*Written instruction*:
Print the listing below exactly.

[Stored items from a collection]
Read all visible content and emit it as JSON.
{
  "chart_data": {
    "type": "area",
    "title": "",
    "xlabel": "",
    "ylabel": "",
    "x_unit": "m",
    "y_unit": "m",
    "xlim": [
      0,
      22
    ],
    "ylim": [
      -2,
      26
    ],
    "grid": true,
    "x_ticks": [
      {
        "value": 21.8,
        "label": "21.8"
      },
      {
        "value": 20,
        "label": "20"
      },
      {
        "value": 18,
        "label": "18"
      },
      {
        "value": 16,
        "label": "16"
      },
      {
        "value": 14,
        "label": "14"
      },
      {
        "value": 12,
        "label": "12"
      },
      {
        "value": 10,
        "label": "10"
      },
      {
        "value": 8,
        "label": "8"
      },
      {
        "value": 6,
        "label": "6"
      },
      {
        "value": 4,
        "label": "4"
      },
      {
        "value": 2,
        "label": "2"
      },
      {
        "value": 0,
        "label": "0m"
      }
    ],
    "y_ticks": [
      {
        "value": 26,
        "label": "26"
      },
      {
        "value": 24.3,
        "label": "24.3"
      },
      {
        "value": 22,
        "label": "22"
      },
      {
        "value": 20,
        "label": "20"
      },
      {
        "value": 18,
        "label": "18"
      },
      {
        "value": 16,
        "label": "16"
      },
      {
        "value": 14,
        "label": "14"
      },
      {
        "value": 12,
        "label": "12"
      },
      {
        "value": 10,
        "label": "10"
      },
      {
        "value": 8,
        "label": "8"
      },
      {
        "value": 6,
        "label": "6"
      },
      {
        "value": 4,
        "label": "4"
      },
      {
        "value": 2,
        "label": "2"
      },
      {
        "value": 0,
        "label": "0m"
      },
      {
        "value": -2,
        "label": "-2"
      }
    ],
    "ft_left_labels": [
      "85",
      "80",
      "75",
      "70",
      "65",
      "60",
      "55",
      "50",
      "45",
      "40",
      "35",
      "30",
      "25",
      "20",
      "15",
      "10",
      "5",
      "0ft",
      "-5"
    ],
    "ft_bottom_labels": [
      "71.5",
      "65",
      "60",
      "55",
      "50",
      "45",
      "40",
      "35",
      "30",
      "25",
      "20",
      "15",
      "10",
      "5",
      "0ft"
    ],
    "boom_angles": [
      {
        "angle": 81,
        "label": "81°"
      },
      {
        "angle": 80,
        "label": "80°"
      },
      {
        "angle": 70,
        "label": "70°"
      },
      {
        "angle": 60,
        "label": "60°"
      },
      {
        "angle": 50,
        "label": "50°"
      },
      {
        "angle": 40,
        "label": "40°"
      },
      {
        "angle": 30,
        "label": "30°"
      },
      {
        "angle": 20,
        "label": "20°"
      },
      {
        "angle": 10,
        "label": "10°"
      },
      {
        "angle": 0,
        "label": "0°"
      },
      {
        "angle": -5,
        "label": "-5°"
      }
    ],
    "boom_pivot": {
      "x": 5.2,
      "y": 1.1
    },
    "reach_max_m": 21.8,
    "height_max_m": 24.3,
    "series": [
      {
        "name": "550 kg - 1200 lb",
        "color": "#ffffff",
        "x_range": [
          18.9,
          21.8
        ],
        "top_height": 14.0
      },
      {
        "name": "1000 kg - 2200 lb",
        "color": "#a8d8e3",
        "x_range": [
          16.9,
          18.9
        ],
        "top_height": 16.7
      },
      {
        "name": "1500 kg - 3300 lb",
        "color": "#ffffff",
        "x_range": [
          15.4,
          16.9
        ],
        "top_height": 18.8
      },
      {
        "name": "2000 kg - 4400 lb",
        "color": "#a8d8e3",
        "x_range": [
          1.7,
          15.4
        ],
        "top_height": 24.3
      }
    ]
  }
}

*Output of the exercise*:
Read all visible content and emit it as JSON.
{
  "chart_data": {
    "type": "area",
    "title": "",
    "xlabel": "",
    "ylabel": "",
    "x_unit": "m",
    "y_unit": "m",
    "xlim": [
      0,
      22
    ],
    "ylim": [
      -2,
      26
    ],
    "grid": true,
    "x_ticks": [
      {
        "value": 21.8,
        "label": "21.8"
      },
      {
        "value": 20,
        "label": "20"
      },
      {
        "value": 18,
        "label": "18"
      },
      {
        "value": 16,
        "label": "16"
      },
      {
        "value": 14,
        "label": "14"
      },
      {
        "value": 12,
        "label": "12"
      },
      {
        "value": 10,
        "label": "10"
      },
      {
        "value": 8,
        "label": "8"
      },
      {
        "value": 6,
        "label": "6"
      },
      {
        "value": 4,
        "label": "4"
      },
      {
        "value": 2,
        "label": "2"
      },
      {
        "value": 0,
        "label": "0m"
      }
    ],
    "y_ticks": [
      {
        "value": 26,
        "label": "26"
      },
      {
        "value": 24.3,
        "label": "24.3"
      },
      {
        "value": 22,
        "label": "22"
      },
      {
        "value": 20,
        "label": "20"
      },
      {
        "value": 18,
        "label": "18"
      },
      {
        "value": 16,
        "label": "16"
      },
      {
        "value": 14,
        "label": "14"
      },
      {
        "value": 12,
        "label": "12"
      },
      {
        "value": 10,
        "label": "10"
      },
      {
        "value": 8,
        "label": "8"
      },
      {
        "value": 6,
        "label": "6"
      },
      {
        "value": 4,
        "label": "4"
      },
      {
        "value": 2,
        "label": "2"
      },
      {
        "value": 0,
        "label": "0m"
      },
      {
        "value": -2,
        "label": "-2"
      }
    ],
    "ft_left_labels": [
      "85",
      "80",
      "75",
      "70",
      "65",
      "60",
      "55",
      "50",
      "45",
      "40",
      "35",
      "30",
      "25",
      "20",
      "15",
      "10",
      "5",
      "0ft",
      "-5"
    ],
    "ft_bottom_labels": [
      "71.5",
      "65",
      "60",
      "55",
      "50",
      "45",
      "40",
      "35",
      "30",
      "25",
      "20",
      "15",
      "10",
      "5",
      "0ft"
    ],
    "boom_angles": [
      {
        "angle": 81,
        "label": "81°"
      },
      {
        "angle": 80,
        "label": "80°"
      },
      {
        "angle": 70,
        "label": "70°"
      },
      {
        "angle": 60,
        "label": "60°"
      },
      {
        "angle": 50,
        "label": "50°"
      },
      {
        "angle": 40,
        "label": "40°"
      },
      {
        "angle": 30,
        "label": "30°"
      },
      {
        "angle": 20,
        "label": "20°"
      },
      {
        "angle": 10,
        "label": "10°"
      },
      {
        "angle": 0,
        "label": "0°"
      },
      {
        "angle": -5,
        "label": "-5°"
      }
    ],
    "boom_pivot": {
      "x": 5.2,
      "y": 1.1
    },
    "reach_max_m": 21.8,
    "height_max_m": 24.3,
    "series": [
      {
        "name": "550 kg - 1200 lb",
        "color": "#ffffff",
        "x_range": [
          18.9,
          21.8
        ],
        "top_height": 14.0
      },
      {
        "name": "1000 kg - 2200 lb",
        "color": "#a8d8e3",
        "x_range": [
          16.9,
          18.9
        ],
        "top_height": 16.7
      },
      {
        "name": "1500 kg - 3300 lb",
        "color": "#ffffff",
        "x_range": [
          15.4,
          16.9
        ],
        "top_height": 18.8
      },
      {
        "name": "2000 kg - 4400 lb",
        "color": "#a8d8e3",
        "x_range": [
          1.7,
          15.4
        ],
        "top_height": 24.3
      }
    ]
  }
}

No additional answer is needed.